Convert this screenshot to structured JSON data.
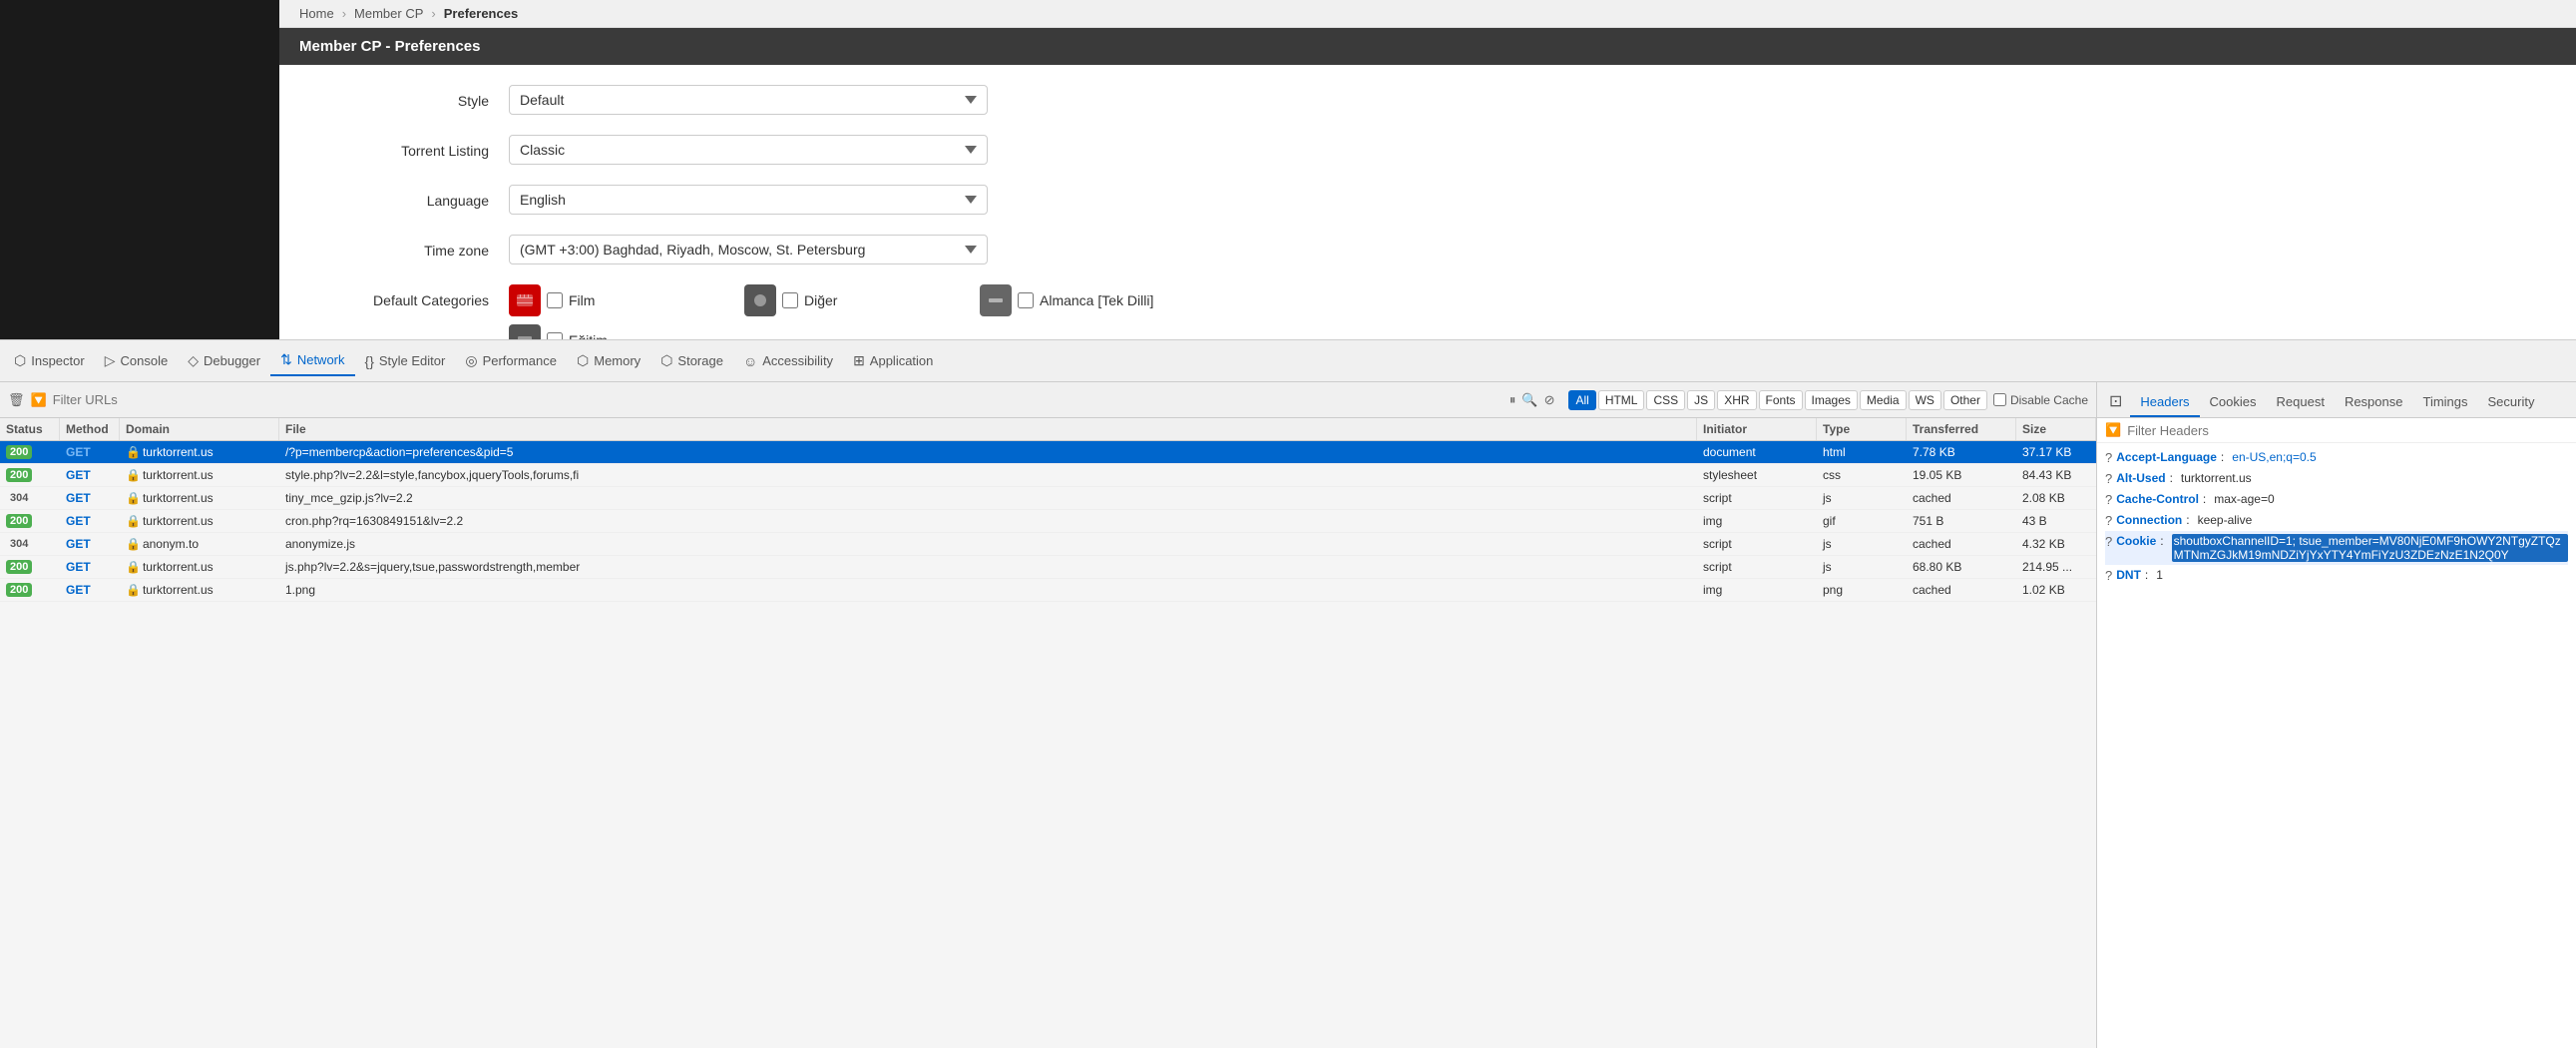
{
  "breadcrumb": {
    "items": [
      "Home",
      "Member CP",
      "Preferences"
    ]
  },
  "page": {
    "title": "Member CP - Preferences"
  },
  "preferences": {
    "style_label": "Style",
    "style_value": "Default",
    "torrent_listing_label": "Torrent Listing",
    "torrent_listing_value": "Classic",
    "language_label": "Language",
    "language_value": "English",
    "timezone_label": "Time zone",
    "timezone_value": "(GMT +3:00) Baghdad, Riyadh, Moscow, St. Petersburg",
    "default_categories_label": "Default Categories",
    "categories": [
      {
        "name": "Film",
        "icon_color": "#c00"
      },
      {
        "name": "Diğer",
        "icon_color": "#555"
      },
      {
        "name": "Almanca [Tek Dilli]",
        "icon_color": "#999"
      },
      {
        "name": "Eğitim",
        "icon_color": "#888"
      }
    ]
  },
  "devtools": {
    "tools": [
      {
        "id": "inspector",
        "label": "Inspector",
        "icon": "⬡"
      },
      {
        "id": "console",
        "label": "Console",
        "icon": "▷"
      },
      {
        "id": "debugger",
        "label": "Debugger",
        "icon": "◇"
      },
      {
        "id": "network",
        "label": "Network",
        "icon": "⇅",
        "active": true
      },
      {
        "id": "style-editor",
        "label": "Style Editor",
        "icon": "{}"
      },
      {
        "id": "performance",
        "label": "Performance",
        "icon": "◎"
      },
      {
        "id": "memory",
        "label": "Memory",
        "icon": "⬡"
      },
      {
        "id": "storage",
        "label": "Storage",
        "icon": "⬡"
      },
      {
        "id": "accessibility",
        "label": "Accessibility",
        "icon": "☺"
      },
      {
        "id": "application",
        "label": "Application",
        "icon": "⊞"
      }
    ]
  },
  "network": {
    "filter_placeholder": "Filter URLs",
    "filter_buttons": [
      "All",
      "HTML",
      "CSS",
      "JS",
      "XHR",
      "Fonts",
      "Images",
      "Media",
      "WS",
      "Other"
    ],
    "active_filter": "All",
    "disable_cache_label": "Disable Cache",
    "columns": [
      "Status",
      "Method",
      "Domain",
      "File",
      "Initiator",
      "Type",
      "Transferred",
      "Size"
    ],
    "requests": [
      {
        "status": "200",
        "status_type": "ok",
        "method": "GET",
        "domain": "turktorrent.us",
        "file": "/?p=membercp&action=preferences&pid=5",
        "initiator": "document",
        "type": "html",
        "transferred": "7.78 KB",
        "size": "37.17 KB",
        "selected": true,
        "secure": true
      },
      {
        "status": "200",
        "status_type": "ok",
        "method": "GET",
        "domain": "turktorrent.us",
        "file": "style.php?lv=2.2&l=style,fancybox,jqueryTools,forums,fi",
        "initiator": "stylesheet",
        "type": "css",
        "transferred": "19.05 KB",
        "size": "84.43 KB",
        "selected": false,
        "secure": true
      },
      {
        "status": "304",
        "status_type": "redirect",
        "method": "GET",
        "domain": "turktorrent.us",
        "file": "tiny_mce_gzip.js?lv=2.2",
        "initiator": "script",
        "type": "js",
        "transferred": "cached",
        "size": "2.08 KB",
        "selected": false,
        "secure": true
      },
      {
        "status": "200",
        "status_type": "ok",
        "method": "GET",
        "domain": "turktorrent.us",
        "file": "cron.php?rq=1630849151&lv=2.2",
        "initiator": "img",
        "type": "gif",
        "transferred": "751 B",
        "size": "43 B",
        "selected": false,
        "secure": true
      },
      {
        "status": "304",
        "status_type": "redirect",
        "method": "GET",
        "domain": "anonym.to",
        "file": "anonymize.js",
        "initiator": "script",
        "type": "js",
        "transferred": "cached",
        "size": "4.32 KB",
        "selected": false,
        "secure": true
      },
      {
        "status": "200",
        "status_type": "ok",
        "method": "GET",
        "domain": "turktorrent.us",
        "file": "js.php?lv=2.2&s=jquery,tsue,passwordstrength,member",
        "initiator": "script",
        "type": "js",
        "transferred": "68.80 KB",
        "size": "214.95 ...",
        "selected": false,
        "secure": true
      },
      {
        "status": "200",
        "status_type": "ok",
        "method": "GET",
        "domain": "turktorrent.us",
        "file": "1.png",
        "initiator": "img",
        "type": "png",
        "transferred": "cached",
        "size": "1.02 KB",
        "selected": false,
        "secure": true
      }
    ]
  },
  "details": {
    "tabs": [
      "Headers",
      "Cookies",
      "Request",
      "Response",
      "Timings",
      "Security"
    ],
    "active_tab": "Headers",
    "filter_placeholder": "Filter Headers",
    "headers": [
      {
        "name": "Accept-Language",
        "value": "en-US,en;q=0.5",
        "highlighted": false
      },
      {
        "name": "Alt-Used",
        "value": "turktorrent.us",
        "highlighted": false
      },
      {
        "name": "Cache-Control",
        "value": "max-age=0",
        "highlighted": false
      },
      {
        "name": "Connection",
        "value": "keep-alive",
        "highlighted": false
      },
      {
        "name": "Cookie",
        "value": "shoutboxChannelID=1; tsue_member=MV80NjE0MF9hOWY2NTgyZTQzMTNmZGJkM19mNDZiYjYxYTY4YmFiYzU3ZDEzNzE1N2Q0Y",
        "highlighted": true
      },
      {
        "name": "DNT",
        "value": "1",
        "highlighted": false
      }
    ]
  }
}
● ● ● ●
Reproduce the data word for word, excluding its pictures.

- _Exercise output_
Convert this screenshot to structured JSON data.
{
  "breadcrumb": {
    "items": [
      "Home",
      "Member CP",
      "Preferences"
    ]
  },
  "page": {
    "title": "Member CP - Preferences"
  },
  "preferences": {
    "style_label": "Style",
    "style_value": "Default",
    "torrent_listing_label": "Torrent Listing",
    "torrent_listing_value": "Classic",
    "language_label": "Language",
    "language_value": "English",
    "timezone_label": "Time zone",
    "timezone_value": "(GMT +3:00) Baghdad, Riyadh, Moscow, St. Petersburg",
    "default_categories_label": "Default Categories",
    "categories": [
      {
        "name": "Film",
        "icon_color": "#c00"
      },
      {
        "name": "Diğer",
        "icon_color": "#555"
      },
      {
        "name": "Almanca [Tek Dilli]",
        "icon_color": "#999"
      },
      {
        "name": "Eğitim",
        "icon_color": "#888"
      }
    ]
  },
  "devtools": {
    "tools": [
      {
        "id": "inspector",
        "label": "Inspector",
        "icon": "⬡"
      },
      {
        "id": "console",
        "label": "Console",
        "icon": "▷"
      },
      {
        "id": "debugger",
        "label": "Debugger",
        "icon": "◇"
      },
      {
        "id": "network",
        "label": "Network",
        "icon": "⇅",
        "active": true
      },
      {
        "id": "style-editor",
        "label": "Style Editor",
        "icon": "{}"
      },
      {
        "id": "performance",
        "label": "Performance",
        "icon": "◎"
      },
      {
        "id": "memory",
        "label": "Memory",
        "icon": "⬡"
      },
      {
        "id": "storage",
        "label": "Storage",
        "icon": "⬡"
      },
      {
        "id": "accessibility",
        "label": "Accessibility",
        "icon": "☺"
      },
      {
        "id": "application",
        "label": "Application",
        "icon": "⊞"
      }
    ]
  },
  "network": {
    "filter_placeholder": "Filter URLs",
    "filter_buttons": [
      "All",
      "HTML",
      "CSS",
      "JS",
      "XHR",
      "Fonts",
      "Images",
      "Media",
      "WS",
      "Other"
    ],
    "active_filter": "All",
    "disable_cache_label": "Disable Cache",
    "columns": [
      "Status",
      "Method",
      "Domain",
      "File",
      "Initiator",
      "Type",
      "Transferred",
      "Size"
    ],
    "requests": [
      {
        "status": "200",
        "status_type": "ok",
        "method": "GET",
        "domain": "turktorrent.us",
        "file": "/?p=membercp&action=preferences&pid=5",
        "initiator": "document",
        "type": "html",
        "transferred": "7.78 KB",
        "size": "37.17 KB",
        "selected": true,
        "secure": true
      },
      {
        "status": "200",
        "status_type": "ok",
        "method": "GET",
        "domain": "turktorrent.us",
        "file": "style.php?lv=2.2&l=style,fancybox,jqueryTools,forums,fi",
        "initiator": "stylesheet",
        "type": "css",
        "transferred": "19.05 KB",
        "size": "84.43 KB",
        "selected": false,
        "secure": true
      },
      {
        "status": "304",
        "status_type": "redirect",
        "method": "GET",
        "domain": "turktorrent.us",
        "file": "tiny_mce_gzip.js?lv=2.2",
        "initiator": "script",
        "type": "js",
        "transferred": "cached",
        "size": "2.08 KB",
        "selected": false,
        "secure": true
      },
      {
        "status": "200",
        "status_type": "ok",
        "method": "GET",
        "domain": "turktorrent.us",
        "file": "cron.php?rq=1630849151&lv=2.2",
        "initiator": "img",
        "type": "gif",
        "transferred": "751 B",
        "size": "43 B",
        "selected": false,
        "secure": true
      },
      {
        "status": "304",
        "status_type": "redirect",
        "method": "GET",
        "domain": "anonym.to",
        "file": "anonymize.js",
        "initiator": "script",
        "type": "js",
        "transferred": "cached",
        "size": "4.32 KB",
        "selected": false,
        "secure": true
      },
      {
        "status": "200",
        "status_type": "ok",
        "method": "GET",
        "domain": "turktorrent.us",
        "file": "js.php?lv=2.2&s=jquery,tsue,passwordstrength,member",
        "initiator": "script",
        "type": "js",
        "transferred": "68.80 KB",
        "size": "214.95 ...",
        "selected": false,
        "secure": true
      },
      {
        "status": "200",
        "status_type": "ok",
        "method": "GET",
        "domain": "turktorrent.us",
        "file": "1.png",
        "initiator": "img",
        "type": "png",
        "transferred": "cached",
        "size": "1.02 KB",
        "selected": false,
        "secure": true
      }
    ]
  },
  "details": {
    "tabs": [
      "Headers",
      "Cookies",
      "Request",
      "Response",
      "Timings",
      "Security"
    ],
    "active_tab": "Headers",
    "filter_placeholder": "Filter Headers",
    "headers": [
      {
        "name": "Accept-Language",
        "value": "en-US,en;q=0.5",
        "highlighted": false
      },
      {
        "name": "Alt-Used",
        "value": "turktorrent.us",
        "highlighted": false
      },
      {
        "name": "Cache-Control",
        "value": "max-age=0",
        "highlighted": false
      },
      {
        "name": "Connection",
        "value": "keep-alive",
        "highlighted": false
      },
      {
        "name": "Cookie",
        "value": "shoutboxChannelID=1; tsue_member=MV80NjE0MF9hOWY2NTgyZTQzMTNmZGJkM19mNDZiYjYxYTY4YmFiYzU3ZDEzNzE1N2Q0Y",
        "highlighted": true
      },
      {
        "name": "DNT",
        "value": "1",
        "highlighted": false
      }
    ]
  }
}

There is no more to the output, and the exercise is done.